**WHAT IS EXPECTED:** Give back the entire listing verbatim.

-*-

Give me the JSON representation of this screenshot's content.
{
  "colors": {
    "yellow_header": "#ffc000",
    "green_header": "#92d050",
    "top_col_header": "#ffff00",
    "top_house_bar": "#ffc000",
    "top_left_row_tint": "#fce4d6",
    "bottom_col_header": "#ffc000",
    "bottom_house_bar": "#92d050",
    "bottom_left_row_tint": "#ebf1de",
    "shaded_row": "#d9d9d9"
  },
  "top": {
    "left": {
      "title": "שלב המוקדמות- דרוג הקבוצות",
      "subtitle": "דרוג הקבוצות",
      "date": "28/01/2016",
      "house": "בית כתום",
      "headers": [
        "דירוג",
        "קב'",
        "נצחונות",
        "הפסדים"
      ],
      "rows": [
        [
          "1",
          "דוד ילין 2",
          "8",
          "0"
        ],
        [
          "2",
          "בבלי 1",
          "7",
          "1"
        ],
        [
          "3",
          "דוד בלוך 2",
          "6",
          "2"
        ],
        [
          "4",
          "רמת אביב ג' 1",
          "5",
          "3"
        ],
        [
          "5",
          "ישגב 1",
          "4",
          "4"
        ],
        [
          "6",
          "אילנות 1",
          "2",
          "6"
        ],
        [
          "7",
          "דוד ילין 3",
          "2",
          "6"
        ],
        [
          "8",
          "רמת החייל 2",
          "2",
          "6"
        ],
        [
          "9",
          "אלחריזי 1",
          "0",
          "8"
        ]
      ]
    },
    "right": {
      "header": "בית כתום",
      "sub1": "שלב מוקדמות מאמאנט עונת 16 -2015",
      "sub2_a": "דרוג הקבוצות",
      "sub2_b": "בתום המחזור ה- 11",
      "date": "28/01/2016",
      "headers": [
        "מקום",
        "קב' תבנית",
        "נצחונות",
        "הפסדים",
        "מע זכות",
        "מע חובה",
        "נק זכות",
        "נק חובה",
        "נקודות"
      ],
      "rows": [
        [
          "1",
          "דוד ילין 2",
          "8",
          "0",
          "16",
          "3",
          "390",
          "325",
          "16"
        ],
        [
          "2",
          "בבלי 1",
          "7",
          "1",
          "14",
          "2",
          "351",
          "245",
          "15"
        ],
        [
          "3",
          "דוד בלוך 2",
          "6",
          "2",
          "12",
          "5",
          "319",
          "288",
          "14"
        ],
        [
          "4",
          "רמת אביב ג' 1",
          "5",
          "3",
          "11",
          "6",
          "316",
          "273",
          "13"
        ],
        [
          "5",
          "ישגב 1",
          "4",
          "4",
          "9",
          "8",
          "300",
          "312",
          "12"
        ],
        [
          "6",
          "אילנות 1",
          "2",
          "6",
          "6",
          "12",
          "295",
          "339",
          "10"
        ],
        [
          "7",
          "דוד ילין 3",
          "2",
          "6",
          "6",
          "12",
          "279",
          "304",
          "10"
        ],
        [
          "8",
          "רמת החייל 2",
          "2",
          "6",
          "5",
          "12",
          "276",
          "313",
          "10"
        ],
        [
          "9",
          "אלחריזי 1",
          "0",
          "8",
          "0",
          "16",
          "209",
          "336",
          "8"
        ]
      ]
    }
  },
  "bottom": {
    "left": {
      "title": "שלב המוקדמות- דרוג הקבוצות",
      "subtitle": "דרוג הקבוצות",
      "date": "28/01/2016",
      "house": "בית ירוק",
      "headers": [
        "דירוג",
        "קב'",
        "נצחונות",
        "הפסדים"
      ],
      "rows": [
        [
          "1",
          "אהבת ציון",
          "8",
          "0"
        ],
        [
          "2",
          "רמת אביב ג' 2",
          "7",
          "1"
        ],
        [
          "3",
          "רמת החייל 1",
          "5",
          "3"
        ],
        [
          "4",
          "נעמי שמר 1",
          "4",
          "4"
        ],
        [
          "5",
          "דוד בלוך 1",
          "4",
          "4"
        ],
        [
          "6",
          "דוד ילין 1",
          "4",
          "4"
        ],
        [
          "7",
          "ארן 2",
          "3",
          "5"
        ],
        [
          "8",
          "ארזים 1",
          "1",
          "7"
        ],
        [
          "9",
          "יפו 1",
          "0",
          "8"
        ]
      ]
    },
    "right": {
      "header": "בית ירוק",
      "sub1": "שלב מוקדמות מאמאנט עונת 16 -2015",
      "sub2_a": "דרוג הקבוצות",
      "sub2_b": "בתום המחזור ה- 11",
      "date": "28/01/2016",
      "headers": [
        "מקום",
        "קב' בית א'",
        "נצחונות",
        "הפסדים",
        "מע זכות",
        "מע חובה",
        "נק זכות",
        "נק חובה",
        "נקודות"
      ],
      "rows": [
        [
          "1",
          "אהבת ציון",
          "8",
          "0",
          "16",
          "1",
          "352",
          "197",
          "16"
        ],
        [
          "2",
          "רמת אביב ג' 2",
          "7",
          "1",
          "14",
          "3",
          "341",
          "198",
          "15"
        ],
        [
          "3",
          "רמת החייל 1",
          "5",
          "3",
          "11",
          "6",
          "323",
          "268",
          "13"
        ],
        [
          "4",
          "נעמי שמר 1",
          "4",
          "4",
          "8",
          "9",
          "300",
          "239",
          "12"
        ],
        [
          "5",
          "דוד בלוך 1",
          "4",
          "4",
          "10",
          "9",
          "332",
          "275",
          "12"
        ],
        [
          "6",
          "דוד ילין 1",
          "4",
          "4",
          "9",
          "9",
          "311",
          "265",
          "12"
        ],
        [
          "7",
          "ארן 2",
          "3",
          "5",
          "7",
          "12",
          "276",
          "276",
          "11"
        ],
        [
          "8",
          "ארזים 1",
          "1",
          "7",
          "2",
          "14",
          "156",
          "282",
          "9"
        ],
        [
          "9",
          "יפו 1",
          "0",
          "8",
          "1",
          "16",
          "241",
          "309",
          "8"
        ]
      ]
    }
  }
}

-*-

**WRITTEN RESPONSE:**
Give me the JSON representation of this screenshot's content.
{
  "colors": {
    "yellow_header": "#ffc000",
    "green_header": "#92d050",
    "top_col_header": "#ffff00",
    "top_house_bar": "#ffc000",
    "top_left_row_tint": "#fce4d6",
    "bottom_col_header": "#ffc000",
    "bottom_house_bar": "#92d050",
    "bottom_left_row_tint": "#ebf1de",
    "shaded_row": "#d9d9d9"
  },
  "top": {
    "left": {
      "title": "שלב המוקדמות- דרוג הקבוצות",
      "subtitle": "דרוג הקבוצות",
      "date": "28/01/2016",
      "house": "בית כתום",
      "headers": [
        "דירוג",
        "קב'",
        "נצחונות",
        "הפסדים"
      ],
      "rows": [
        [
          "1",
          "דוד ילין 2",
          "8",
          "0"
        ],
        [
          "2",
          "בבלי 1",
          "7",
          "1"
        ],
        [
          "3",
          "דוד בלוך 2",
          "6",
          "2"
        ],
        [
          "4",
          "רמת אביב ג' 1",
          "5",
          "3"
        ],
        [
          "5",
          "ישגב 1",
          "4",
          "4"
        ],
        [
          "6",
          "אילנות 1",
          "2",
          "6"
        ],
        [
          "7",
          "דוד ילין 3",
          "2",
          "6"
        ],
        [
          "8",
          "רמת החייל 2",
          "2",
          "6"
        ],
        [
          "9",
          "אלחריזי 1",
          "0",
          "8"
        ]
      ]
    },
    "right": {
      "header": "בית כתום",
      "sub1": "שלב מוקדמות מאמאנט עונת 16 -2015",
      "sub2_a": "דרוג הקבוצות",
      "sub2_b": "בתום המחזור ה- 11",
      "date": "28/01/2016",
      "headers": [
        "מקום",
        "קב' תבנית",
        "נצחונות",
        "הפסדים",
        "מע זכות",
        "מע חובה",
        "נק זכות",
        "נק חובה",
        "נקודות"
      ],
      "rows": [
        [
          "1",
          "דוד ילין 2",
          "8",
          "0",
          "16",
          "3",
          "390",
          "325",
          "16"
        ],
        [
          "2",
          "בבלי 1",
          "7",
          "1",
          "14",
          "2",
          "351",
          "245",
          "15"
        ],
        [
          "3",
          "דוד בלוך 2",
          "6",
          "2",
          "12",
          "5",
          "319",
          "288",
          "14"
        ],
        [
          "4",
          "רמת אביב ג' 1",
          "5",
          "3",
          "11",
          "6",
          "316",
          "273",
          "13"
        ],
        [
          "5",
          "ישגב 1",
          "4",
          "4",
          "9",
          "8",
          "300",
          "312",
          "12"
        ],
        [
          "6",
          "אילנות 1",
          "2",
          "6",
          "6",
          "12",
          "295",
          "339",
          "10"
        ],
        [
          "7",
          "דוד ילין 3",
          "2",
          "6",
          "6",
          "12",
          "279",
          "304",
          "10"
        ],
        [
          "8",
          "רמת החייל 2",
          "2",
          "6",
          "5",
          "12",
          "276",
          "313",
          "10"
        ],
        [
          "9",
          "אלחריזי 1",
          "0",
          "8",
          "0",
          "16",
          "209",
          "336",
          "8"
        ]
      ]
    }
  },
  "bottom": {
    "left": {
      "title": "שלב המוקדמות- דרוג הקבוצות",
      "subtitle": "דרוג הקבוצות",
      "date": "28/01/2016",
      "house": "בית ירוק",
      "headers": [
        "דירוג",
        "קב'",
        "נצחונות",
        "הפסדים"
      ],
      "rows": [
        [
          "1",
          "אהבת ציון",
          "8",
          "0"
        ],
        [
          "2",
          "רמת אביב ג' 2",
          "7",
          "1"
        ],
        [
          "3",
          "רמת החייל 1",
          "5",
          "3"
        ],
        [
          "4",
          "נעמי שמר 1",
          "4",
          "4"
        ],
        [
          "5",
          "דוד בלוך 1",
          "4",
          "4"
        ],
        [
          "6",
          "דוד ילין 1",
          "4",
          "4"
        ],
        [
          "7",
          "ארן 2",
          "3",
          "5"
        ],
        [
          "8",
          "ארזים 1",
          "1",
          "7"
        ],
        [
          "9",
          "יפו 1",
          "0",
          "8"
        ]
      ]
    },
    "right": {
      "header": "בית ירוק",
      "sub1": "שלב מוקדמות מאמאנט עונת 16 -2015",
      "sub2_a": "דרוג הקבוצות",
      "sub2_b": "בתום המחזור ה- 11",
      "date": "28/01/2016",
      "headers": [
        "מקום",
        "קב' בית א'",
        "נצחונות",
        "הפסדים",
        "מע זכות",
        "מע חובה",
        "נק זכות",
        "נק חובה",
        "נקודות"
      ],
      "rows": [
        [
          "1",
          "אהבת ציון",
          "8",
          "0",
          "16",
          "1",
          "352",
          "197",
          "16"
        ],
        [
          "2",
          "רמת אביב ג' 2",
          "7",
          "1",
          "14",
          "3",
          "341",
          "198",
          "15"
        ],
        [
          "3",
          "רמת החייל 1",
          "5",
          "3",
          "11",
          "6",
          "323",
          "268",
          "13"
        ],
        [
          "4",
          "נעמי שמר 1",
          "4",
          "4",
          "8",
          "9",
          "300",
          "239",
          "12"
        ],
        [
          "5",
          "דוד בלוך 1",
          "4",
          "4",
          "10",
          "9",
          "332",
          "275",
          "12"
        ],
        [
          "6",
          "דוד ילין 1",
          "4",
          "4",
          "9",
          "9",
          "311",
          "265",
          "12"
        ],
        [
          "7",
          "ארן 2",
          "3",
          "5",
          "7",
          "12",
          "276",
          "276",
          "11"
        ],
        [
          "8",
          "ארזים 1",
          "1",
          "7",
          "2",
          "14",
          "156",
          "282",
          "9"
        ],
        [
          "9",
          "יפו 1",
          "0",
          "8",
          "1",
          "16",
          "241",
          "309",
          "8"
        ]
      ]
    }
  }
}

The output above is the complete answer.